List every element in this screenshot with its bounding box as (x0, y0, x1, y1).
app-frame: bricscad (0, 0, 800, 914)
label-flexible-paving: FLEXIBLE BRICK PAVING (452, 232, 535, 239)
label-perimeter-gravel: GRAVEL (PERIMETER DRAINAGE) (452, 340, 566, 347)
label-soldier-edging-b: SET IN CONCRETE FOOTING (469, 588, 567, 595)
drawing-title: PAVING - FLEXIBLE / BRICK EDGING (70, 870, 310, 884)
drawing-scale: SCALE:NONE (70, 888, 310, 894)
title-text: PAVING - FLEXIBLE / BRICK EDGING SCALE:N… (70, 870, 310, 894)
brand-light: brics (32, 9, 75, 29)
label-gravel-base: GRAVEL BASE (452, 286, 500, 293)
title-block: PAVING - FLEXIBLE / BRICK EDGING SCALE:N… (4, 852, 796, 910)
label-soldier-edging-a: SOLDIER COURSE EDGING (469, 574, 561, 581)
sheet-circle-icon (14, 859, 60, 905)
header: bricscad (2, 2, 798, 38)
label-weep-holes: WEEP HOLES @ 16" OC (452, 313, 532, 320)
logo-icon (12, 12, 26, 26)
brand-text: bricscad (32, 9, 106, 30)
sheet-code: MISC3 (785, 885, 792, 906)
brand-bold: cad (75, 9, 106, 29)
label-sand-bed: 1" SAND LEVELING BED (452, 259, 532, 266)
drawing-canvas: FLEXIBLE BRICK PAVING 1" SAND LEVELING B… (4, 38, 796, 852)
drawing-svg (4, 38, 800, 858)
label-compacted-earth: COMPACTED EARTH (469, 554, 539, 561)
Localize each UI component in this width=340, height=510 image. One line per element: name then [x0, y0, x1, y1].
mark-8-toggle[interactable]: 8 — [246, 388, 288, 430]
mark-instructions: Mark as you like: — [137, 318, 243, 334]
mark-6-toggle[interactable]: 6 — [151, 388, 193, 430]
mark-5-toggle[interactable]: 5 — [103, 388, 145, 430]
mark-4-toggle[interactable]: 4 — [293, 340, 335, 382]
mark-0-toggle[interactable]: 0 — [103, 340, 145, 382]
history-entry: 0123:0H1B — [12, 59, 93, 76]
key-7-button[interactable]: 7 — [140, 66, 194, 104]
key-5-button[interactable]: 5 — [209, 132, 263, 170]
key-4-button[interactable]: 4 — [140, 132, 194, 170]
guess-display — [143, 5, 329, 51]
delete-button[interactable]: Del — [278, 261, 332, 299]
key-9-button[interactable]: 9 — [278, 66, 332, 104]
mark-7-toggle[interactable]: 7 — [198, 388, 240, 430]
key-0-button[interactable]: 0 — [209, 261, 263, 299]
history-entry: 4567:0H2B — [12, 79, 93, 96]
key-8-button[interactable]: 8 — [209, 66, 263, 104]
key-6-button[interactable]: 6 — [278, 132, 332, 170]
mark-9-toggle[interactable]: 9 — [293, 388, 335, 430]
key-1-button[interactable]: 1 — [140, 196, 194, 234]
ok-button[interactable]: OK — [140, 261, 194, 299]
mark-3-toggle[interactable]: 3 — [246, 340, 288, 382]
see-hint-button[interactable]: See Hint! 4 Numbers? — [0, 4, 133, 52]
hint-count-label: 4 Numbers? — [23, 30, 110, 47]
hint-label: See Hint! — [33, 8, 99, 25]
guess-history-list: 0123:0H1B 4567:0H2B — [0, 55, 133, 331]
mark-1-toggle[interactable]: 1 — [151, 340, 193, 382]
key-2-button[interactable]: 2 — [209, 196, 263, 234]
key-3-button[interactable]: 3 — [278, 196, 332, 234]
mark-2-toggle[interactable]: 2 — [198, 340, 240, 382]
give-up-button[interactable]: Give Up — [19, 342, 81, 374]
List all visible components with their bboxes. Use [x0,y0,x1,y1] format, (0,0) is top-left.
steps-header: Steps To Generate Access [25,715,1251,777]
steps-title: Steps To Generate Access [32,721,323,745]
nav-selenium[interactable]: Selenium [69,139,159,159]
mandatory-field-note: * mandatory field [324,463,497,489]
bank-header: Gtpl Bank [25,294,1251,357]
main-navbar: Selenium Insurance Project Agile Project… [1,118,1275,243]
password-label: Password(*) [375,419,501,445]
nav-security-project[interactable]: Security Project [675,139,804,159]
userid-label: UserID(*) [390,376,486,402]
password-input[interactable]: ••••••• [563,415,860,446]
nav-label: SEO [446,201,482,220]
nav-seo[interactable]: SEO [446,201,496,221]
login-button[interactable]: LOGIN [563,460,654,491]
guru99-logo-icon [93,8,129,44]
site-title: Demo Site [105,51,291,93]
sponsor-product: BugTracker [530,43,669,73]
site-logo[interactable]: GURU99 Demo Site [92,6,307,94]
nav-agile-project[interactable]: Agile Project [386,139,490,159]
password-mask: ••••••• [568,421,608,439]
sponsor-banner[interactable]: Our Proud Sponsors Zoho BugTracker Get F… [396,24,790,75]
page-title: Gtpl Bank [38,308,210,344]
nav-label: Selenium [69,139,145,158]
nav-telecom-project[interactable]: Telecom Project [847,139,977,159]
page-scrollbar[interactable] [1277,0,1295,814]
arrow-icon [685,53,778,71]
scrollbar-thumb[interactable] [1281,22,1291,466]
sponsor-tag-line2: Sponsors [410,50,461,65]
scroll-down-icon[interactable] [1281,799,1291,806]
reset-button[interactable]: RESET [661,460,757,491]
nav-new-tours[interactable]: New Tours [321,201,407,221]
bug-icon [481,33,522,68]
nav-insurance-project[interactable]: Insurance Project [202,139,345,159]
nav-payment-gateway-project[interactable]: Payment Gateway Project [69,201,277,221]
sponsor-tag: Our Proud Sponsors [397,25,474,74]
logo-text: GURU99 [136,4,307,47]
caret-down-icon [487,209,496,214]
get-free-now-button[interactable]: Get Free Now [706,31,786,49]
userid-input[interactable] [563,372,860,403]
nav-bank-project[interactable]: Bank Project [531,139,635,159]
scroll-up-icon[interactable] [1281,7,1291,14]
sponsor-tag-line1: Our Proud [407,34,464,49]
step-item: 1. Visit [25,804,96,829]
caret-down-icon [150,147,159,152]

EXERCISE TASK — Rewrite all of the items above, substituting "dropdown-arrow-icon" for every occurrence of "caret-down-icon" and leaving everything else unchanged.

THE SOLUTION —
List every element in this screenshot with its bounding box as (x0, y0, x1, y1).
app-frame: bricscad (0, 0, 800, 914)
label-flexible-paving: FLEXIBLE BRICK PAVING (452, 232, 535, 239)
label-perimeter-gravel: GRAVEL (PERIMETER DRAINAGE) (452, 340, 566, 347)
label-soldier-edging-b: SET IN CONCRETE FOOTING (469, 588, 567, 595)
drawing-title: PAVING - FLEXIBLE / BRICK EDGING (70, 870, 310, 884)
drawing-scale: SCALE:NONE (70, 888, 310, 894)
title-text: PAVING - FLEXIBLE / BRICK EDGING SCALE:N… (70, 870, 310, 894)
brand-light: brics (32, 9, 75, 29)
label-gravel-base: GRAVEL BASE (452, 286, 500, 293)
title-block: PAVING - FLEXIBLE / BRICK EDGING SCALE:N… (4, 852, 796, 910)
label-soldier-edging-a: SOLDIER COURSE EDGING (469, 574, 561, 581)
sheet-circle-icon (14, 859, 60, 905)
header: bricscad (2, 2, 798, 38)
label-weep-holes: WEEP HOLES @ 16" OC (452, 313, 532, 320)
logo-icon (12, 12, 26, 26)
brand-text: bricscad (32, 9, 106, 30)
sheet-code: MISC3 (785, 885, 792, 906)
brand-bold: cad (75, 9, 106, 29)
label-sand-bed: 1" SAND LEVELING BED (452, 259, 532, 266)
drawing-canvas: FLEXIBLE BRICK PAVING 1" SAND LEVELING B… (4, 38, 796, 852)
drawing-svg (4, 38, 800, 858)
label-compacted-earth: COMPACTED EARTH (469, 554, 539, 561)
Localize each UI component in this width=340, height=510 image. One line per element: name then [x0, y0, x1, y1].
mark-8-toggle[interactable]: 8 — [246, 388, 288, 430]
mark-instructions: Mark as you like: — [137, 318, 243, 334]
mark-6-toggle[interactable]: 6 — [151, 388, 193, 430]
mark-5-toggle[interactable]: 5 — [103, 388, 145, 430]
mark-4-toggle[interactable]: 4 — [293, 340, 335, 382]
mark-0-toggle[interactable]: 0 — [103, 340, 145, 382]
history-entry: 0123:0H1B — [12, 59, 93, 76]
key-7-button[interactable]: 7 — [140, 66, 194, 104]
key-5-button[interactable]: 5 — [209, 132, 263, 170]
key-4-button[interactable]: 4 — [140, 132, 194, 170]
guess-display — [143, 5, 329, 51]
delete-button[interactable]: Del — [278, 261, 332, 299]
key-9-button[interactable]: 9 — [278, 66, 332, 104]
mark-7-toggle[interactable]: 7 — [198, 388, 240, 430]
key-0-button[interactable]: 0 — [209, 261, 263, 299]
history-entry: 4567:0H2B — [12, 79, 93, 96]
key-8-button[interactable]: 8 — [209, 66, 263, 104]
key-6-button[interactable]: 6 — [278, 132, 332, 170]
mark-9-toggle[interactable]: 9 — [293, 388, 335, 430]
key-1-button[interactable]: 1 — [140, 196, 194, 234]
ok-button[interactable]: OK — [140, 261, 194, 299]
mark-3-toggle[interactable]: 3 — [246, 340, 288, 382]
see-hint-button[interactable]: See Hint! 4 Numbers? — [0, 4, 133, 52]
hint-count-label: 4 Numbers? — [23, 30, 110, 47]
hint-label: See Hint! — [33, 8, 99, 25]
guess-history-list: 0123:0H1B 4567:0H2B — [0, 55, 133, 331]
mark-1-toggle[interactable]: 1 — [151, 340, 193, 382]
key-2-button[interactable]: 2 — [209, 196, 263, 234]
key-3-button[interactable]: 3 — [278, 196, 332, 234]
mark-2-toggle[interactable]: 2 — [198, 340, 240, 382]
give-up-button[interactable]: Give Up — [19, 342, 81, 374]
List all visible components with their bboxes. Use [x0,y0,x1,y1] format, (0,0) is top-left.
steps-header: Steps To Generate Access [25,715,1251,777]
steps-title: Steps To Generate Access [32,721,323,745]
nav-selenium[interactable]: Selenium [69,139,159,159]
mandatory-field-note: * mandatory field [324,463,497,489]
bank-header: Gtpl Bank [25,294,1251,357]
main-navbar: Selenium Insurance Project Agile Project… [1,118,1275,243]
password-label: Password(*) [375,419,501,445]
nav-security-project[interactable]: Security Project [675,139,804,159]
userid-label: UserID(*) [390,376,486,402]
password-input[interactable]: ••••••• [563,415,860,446]
nav-label: SEO [446,201,482,220]
nav-seo[interactable]: SEO [446,201,496,221]
login-button[interactable]: LOGIN [563,460,654,491]
guru99-logo-icon [93,8,129,44]
site-title: Demo Site [105,51,291,93]
sponsor-product: BugTracker [530,43,669,73]
site-logo[interactable]: GURU99 Demo Site [92,6,307,94]
nav-agile-project[interactable]: Agile Project [386,139,490,159]
password-mask: ••••••• [568,421,608,439]
sponsor-banner[interactable]: Our Proud Sponsors Zoho BugTracker Get F… [396,24,790,75]
page-title: Gtpl Bank [38,308,210,344]
nav-label: Selenium [69,139,145,158]
nav-telecom-project[interactable]: Telecom Project [847,139,977,159]
page-scrollbar[interactable] [1277,0,1295,814]
arrow-icon [685,53,778,71]
scrollbar-thumb[interactable] [1281,22,1291,466]
sponsor-tag-line2: Sponsors [410,50,461,65]
scroll-down-icon[interactable] [1281,799,1291,806]
reset-button[interactable]: RESET [661,460,757,491]
nav-new-tours[interactable]: New Tours [321,201,407,221]
bug-icon [481,33,522,68]
nav-insurance-project[interactable]: Insurance Project [202,139,345,159]
nav-payment-gateway-project[interactable]: Payment Gateway Project [69,201,277,221]
sponsor-tag: Our Proud Sponsors [397,25,474,74]
logo-text: GURU99 [136,4,307,47]
dropdown-arrow-icon [487,209,496,214]
get-free-now-button[interactable]: Get Free Now [706,31,786,49]
userid-input[interactable] [563,372,860,403]
nav-bank-project[interactable]: Bank Project [531,139,635,159]
scroll-up-icon[interactable] [1281,7,1291,14]
sponsor-tag-line1: Our Proud [407,34,464,49]
step-item: 1. Visit [25,804,96,829]
dropdown-arrow-icon [150,147,159,152]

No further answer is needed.